**Task directions**
Reproduce the entries starting at the beginning of the entries and ending at the entry containing "paragraph: Si del", changing "Concejales" to "Regidores" and leaving everything else unaltered.

[START OF Entries provided]

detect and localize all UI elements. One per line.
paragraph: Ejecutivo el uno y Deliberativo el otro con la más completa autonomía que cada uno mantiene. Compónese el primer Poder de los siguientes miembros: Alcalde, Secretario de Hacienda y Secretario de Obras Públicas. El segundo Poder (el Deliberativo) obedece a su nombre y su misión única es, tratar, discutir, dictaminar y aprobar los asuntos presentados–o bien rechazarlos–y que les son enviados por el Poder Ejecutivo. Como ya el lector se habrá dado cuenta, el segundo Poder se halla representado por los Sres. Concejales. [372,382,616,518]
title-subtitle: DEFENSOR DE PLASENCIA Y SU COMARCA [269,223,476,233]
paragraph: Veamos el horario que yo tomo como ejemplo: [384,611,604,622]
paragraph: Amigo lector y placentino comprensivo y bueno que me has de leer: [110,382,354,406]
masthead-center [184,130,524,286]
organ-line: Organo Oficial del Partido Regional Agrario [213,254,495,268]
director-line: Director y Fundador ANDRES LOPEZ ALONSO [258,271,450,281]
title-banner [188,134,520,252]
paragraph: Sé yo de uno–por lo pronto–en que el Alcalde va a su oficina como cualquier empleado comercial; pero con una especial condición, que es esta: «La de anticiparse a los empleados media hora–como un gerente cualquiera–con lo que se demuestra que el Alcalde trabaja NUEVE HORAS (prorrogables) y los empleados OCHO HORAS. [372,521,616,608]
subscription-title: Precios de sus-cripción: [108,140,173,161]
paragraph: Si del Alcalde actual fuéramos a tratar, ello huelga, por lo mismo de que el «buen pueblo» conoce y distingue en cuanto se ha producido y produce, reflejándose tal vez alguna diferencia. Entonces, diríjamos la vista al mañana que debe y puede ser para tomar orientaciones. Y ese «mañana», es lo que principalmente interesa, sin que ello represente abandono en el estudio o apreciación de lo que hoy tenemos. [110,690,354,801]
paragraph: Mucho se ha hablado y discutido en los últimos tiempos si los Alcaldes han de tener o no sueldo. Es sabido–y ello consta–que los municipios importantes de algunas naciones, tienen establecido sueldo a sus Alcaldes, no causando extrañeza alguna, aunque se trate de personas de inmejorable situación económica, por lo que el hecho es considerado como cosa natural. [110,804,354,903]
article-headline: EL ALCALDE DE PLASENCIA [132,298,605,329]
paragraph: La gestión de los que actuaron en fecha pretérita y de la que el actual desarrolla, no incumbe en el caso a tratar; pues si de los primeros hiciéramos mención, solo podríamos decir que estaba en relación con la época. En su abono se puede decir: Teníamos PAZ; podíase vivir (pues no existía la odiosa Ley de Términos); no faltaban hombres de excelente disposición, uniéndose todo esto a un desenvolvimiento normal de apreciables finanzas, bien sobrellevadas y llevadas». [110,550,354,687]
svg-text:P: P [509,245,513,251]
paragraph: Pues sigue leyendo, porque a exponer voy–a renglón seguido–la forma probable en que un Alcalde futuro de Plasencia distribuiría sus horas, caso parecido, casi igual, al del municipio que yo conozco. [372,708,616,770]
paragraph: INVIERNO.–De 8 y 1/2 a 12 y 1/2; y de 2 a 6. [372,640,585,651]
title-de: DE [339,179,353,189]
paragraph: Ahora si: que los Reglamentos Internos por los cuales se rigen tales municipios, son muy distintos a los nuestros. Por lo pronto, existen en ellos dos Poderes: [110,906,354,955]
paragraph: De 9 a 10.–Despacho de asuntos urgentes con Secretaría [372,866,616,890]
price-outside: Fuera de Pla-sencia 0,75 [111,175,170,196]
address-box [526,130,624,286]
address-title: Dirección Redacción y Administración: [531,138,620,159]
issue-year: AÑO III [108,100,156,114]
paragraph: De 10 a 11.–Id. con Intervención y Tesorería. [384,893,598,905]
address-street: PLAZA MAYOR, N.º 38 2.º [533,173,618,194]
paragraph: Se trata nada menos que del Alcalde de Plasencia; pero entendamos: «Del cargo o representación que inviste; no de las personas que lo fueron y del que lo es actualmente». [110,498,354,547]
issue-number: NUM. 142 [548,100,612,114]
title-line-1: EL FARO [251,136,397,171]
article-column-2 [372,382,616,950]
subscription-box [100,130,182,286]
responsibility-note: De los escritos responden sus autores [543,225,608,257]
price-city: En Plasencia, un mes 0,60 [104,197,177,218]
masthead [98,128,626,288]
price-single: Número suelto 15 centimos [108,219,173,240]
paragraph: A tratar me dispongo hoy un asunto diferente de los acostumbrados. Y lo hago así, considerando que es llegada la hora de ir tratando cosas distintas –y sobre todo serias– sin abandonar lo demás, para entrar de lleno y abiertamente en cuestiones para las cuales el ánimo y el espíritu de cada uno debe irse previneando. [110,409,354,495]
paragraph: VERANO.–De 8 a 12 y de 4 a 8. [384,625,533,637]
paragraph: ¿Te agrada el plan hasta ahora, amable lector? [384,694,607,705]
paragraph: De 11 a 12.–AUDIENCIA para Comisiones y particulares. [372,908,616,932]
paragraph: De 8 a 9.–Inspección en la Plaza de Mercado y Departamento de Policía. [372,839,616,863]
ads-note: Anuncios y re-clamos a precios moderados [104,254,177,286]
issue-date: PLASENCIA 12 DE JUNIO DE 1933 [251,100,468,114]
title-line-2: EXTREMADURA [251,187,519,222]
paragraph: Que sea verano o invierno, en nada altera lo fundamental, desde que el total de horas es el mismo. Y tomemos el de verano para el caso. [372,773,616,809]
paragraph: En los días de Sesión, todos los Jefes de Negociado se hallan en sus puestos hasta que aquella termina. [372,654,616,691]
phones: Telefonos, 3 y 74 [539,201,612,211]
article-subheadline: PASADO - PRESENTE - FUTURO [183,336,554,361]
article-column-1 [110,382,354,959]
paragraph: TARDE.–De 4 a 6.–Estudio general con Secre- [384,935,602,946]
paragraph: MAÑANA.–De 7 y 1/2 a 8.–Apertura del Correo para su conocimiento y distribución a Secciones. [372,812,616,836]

[END OF Entries provided]

**Result of the exercise**
detect and localize all UI elements. One per line.
paragraph: Ejecutivo el uno y Deliberativo el otro con la más completa autonomía que cada uno mantiene. Compónese el primer Poder de los siguientes miembros: Alcalde, Secretario de Hacienda y Secretario de Obras Públicas. El segundo Poder (el Deliberativo) obedece a su nombre y su misión única es, tratar, discutir, dictaminar y aprobar los asuntos presentados–o bien rechazarlos–y que les son enviados por el Poder Ejecutivo. Como ya el lector se habrá dado cuenta, el segundo Poder se halla representado por los Sres. Regidores. [372,382,616,518]
title-subtitle: DEFENSOR DE PLASENCIA Y SU COMARCA [269,223,476,233]
paragraph: Veamos el horario que yo tomo como ejemplo: [384,611,604,622]
paragraph: Amigo lector y placentino comprensivo y bueno que me has de leer: [110,382,354,406]
masthead-center [184,130,524,286]
organ-line: Organo Oficial del Partido Regional Agrario [213,254,495,268]
director-line: Director y Fundador ANDRES LOPEZ ALONSO [258,271,450,281]
title-banner [188,134,520,252]
paragraph: Sé yo de uno–por lo pronto–en que el Alcalde va a su oficina como cualquier empleado comercial; pero con una especial condición, que es esta: «La de anticiparse a los empleados media hora–como un gerente cualquiera–con lo que se demuestra que el Alcalde trabaja NUEVE HORAS (prorrogables) y los empleados OCHO HORAS. [372,521,616,608]
subscription-title: Precios de sus-cripción: [108,140,173,161]
paragraph: Si del Alcalde actual fuéramos a tratar, ello huelga, por lo mismo de que el «buen pueblo» conoce y distingue en cuanto se ha producido y produce, reflejándose tal vez alguna diferencia. Entonces, diríjamos la vista al mañana que debe y puede ser para tomar orientaciones. Y ese «mañana», es lo que principalmente interesa, sin que ello represente abandono en el estudio o apreciación de lo que hoy tenemos. [110,690,354,801]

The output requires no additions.